■ TASK GOAL ■
The records are to be restated in their entirety, word for word.

■ MATERIAL FOR THIS EXERCISE ■
┄┄┄┄┄┄┄┄┄┄┄┄┄┄┄┄┄┄┄┄

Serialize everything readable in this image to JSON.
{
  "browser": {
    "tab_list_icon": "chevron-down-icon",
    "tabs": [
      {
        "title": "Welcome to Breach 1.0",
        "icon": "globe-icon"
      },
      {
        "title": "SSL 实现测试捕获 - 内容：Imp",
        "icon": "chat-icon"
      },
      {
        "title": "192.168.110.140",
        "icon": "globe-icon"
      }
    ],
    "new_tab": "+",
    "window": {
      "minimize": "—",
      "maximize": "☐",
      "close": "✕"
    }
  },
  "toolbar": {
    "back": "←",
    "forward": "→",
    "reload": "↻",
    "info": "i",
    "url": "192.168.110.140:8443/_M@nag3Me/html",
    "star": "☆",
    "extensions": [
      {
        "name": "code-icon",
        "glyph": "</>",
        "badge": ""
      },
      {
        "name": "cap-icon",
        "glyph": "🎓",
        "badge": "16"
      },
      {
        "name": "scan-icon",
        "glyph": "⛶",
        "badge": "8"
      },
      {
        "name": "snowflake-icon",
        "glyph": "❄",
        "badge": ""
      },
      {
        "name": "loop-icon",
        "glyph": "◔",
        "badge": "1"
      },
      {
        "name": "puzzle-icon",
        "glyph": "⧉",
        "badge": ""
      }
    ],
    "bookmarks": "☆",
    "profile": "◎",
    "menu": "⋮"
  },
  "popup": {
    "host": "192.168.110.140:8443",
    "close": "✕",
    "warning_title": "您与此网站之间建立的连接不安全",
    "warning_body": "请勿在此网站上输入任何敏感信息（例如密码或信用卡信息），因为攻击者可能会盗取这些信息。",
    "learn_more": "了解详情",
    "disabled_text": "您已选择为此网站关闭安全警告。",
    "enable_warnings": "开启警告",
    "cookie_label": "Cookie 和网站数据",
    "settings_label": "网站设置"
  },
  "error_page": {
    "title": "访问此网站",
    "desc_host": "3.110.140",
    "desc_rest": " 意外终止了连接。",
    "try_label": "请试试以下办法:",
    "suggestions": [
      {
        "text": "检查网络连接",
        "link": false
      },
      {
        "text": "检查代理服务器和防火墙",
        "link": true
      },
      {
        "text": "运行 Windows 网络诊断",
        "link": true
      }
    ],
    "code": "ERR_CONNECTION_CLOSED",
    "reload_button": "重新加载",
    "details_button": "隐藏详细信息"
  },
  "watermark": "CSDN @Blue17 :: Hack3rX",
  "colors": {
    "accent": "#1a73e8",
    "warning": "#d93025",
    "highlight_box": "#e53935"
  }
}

┄┄┄┄┄┄┄┄┄┄┄┄┄┄┄┄┄┄┄┄

■ SOLUTION FOR THIS TASK ■
Serialize everything readable in this image to JSON.
{
  "browser": {
    "tab_list_icon": "chevron-down-icon",
    "tabs": [
      {
        "title": "Welcome to Breach 1.0",
        "icon": "globe-icon"
      },
      {
        "title": "SSL 实现测试捕获 - 内容：Imp",
        "icon": "chat-icon"
      },
      {
        "title": "192.168.110.140",
        "icon": "globe-icon"
      }
    ],
    "new_tab": "+",
    "window": {
      "minimize": "—",
      "maximize": "☐",
      "close": "✕"
    }
  },
  "toolbar": {
    "back": "←",
    "forward": "→",
    "reload": "↻",
    "info": "i",
    "url": "192.168.110.140:8443/_M@nag3Me/html",
    "star": "☆",
    "extensions": [
      {
        "name": "code-icon",
        "glyph": "</>",
        "badge": ""
      },
      {
        "name": "cap-icon",
        "glyph": "🎓",
        "badge": "16"
      },
      {
        "name": "scan-icon",
        "glyph": "⛶",
        "badge": "8"
      },
      {
        "name": "snowflake-icon",
        "glyph": "❄",
        "badge": ""
      },
      {
        "name": "loop-icon",
        "glyph": "◔",
        "badge": "1"
      },
      {
        "name": "puzzle-icon",
        "glyph": "⧉",
        "badge": ""
      }
    ],
    "bookmarks": "☆",
    "profile": "◎",
    "menu": "⋮"
  },
  "popup": {
    "host": "192.168.110.140:8443",
    "close": "✕",
    "warning_title": "您与此网站之间建立的连接不安全",
    "warning_body": "请勿在此网站上输入任何敏感信息（例如密码或信用卡信息），因为攻击者可能会盗取这些信息。",
    "learn_more": "了解详情",
    "disabled_text": "您已选择为此网站关闭安全警告。",
    "enable_warnings": "开启警告",
    "cookie_label": "Cookie 和网站数据",
    "settings_label": "网站设置"
  },
  "error_page": {
    "title": "访问此网站",
    "desc_host": "3.110.140",
    "desc_rest": " 意外终止了连接。",
    "try_label": "请试试以下办法:",
    "suggestions": [
      {
        "text": "检查网络连接",
        "link": false
      },
      {
        "text": "检查代理服务器和防火墙",
        "link": true
      },
      {
        "text": "运行 Windows 网络诊断",
        "link": true
      }
    ],
    "code": "ERR_CONNECTION_CLOSED",
    "reload_button": "重新加载",
    "details_button": "隐藏详细信息"
  },
  "watermark": "CSDN @Blue17 :: Hack3rX",
  "colors": {
    "accent": "#1a73e8",
    "warning": "#d93025",
    "highlight_box": "#e53935"
  }
}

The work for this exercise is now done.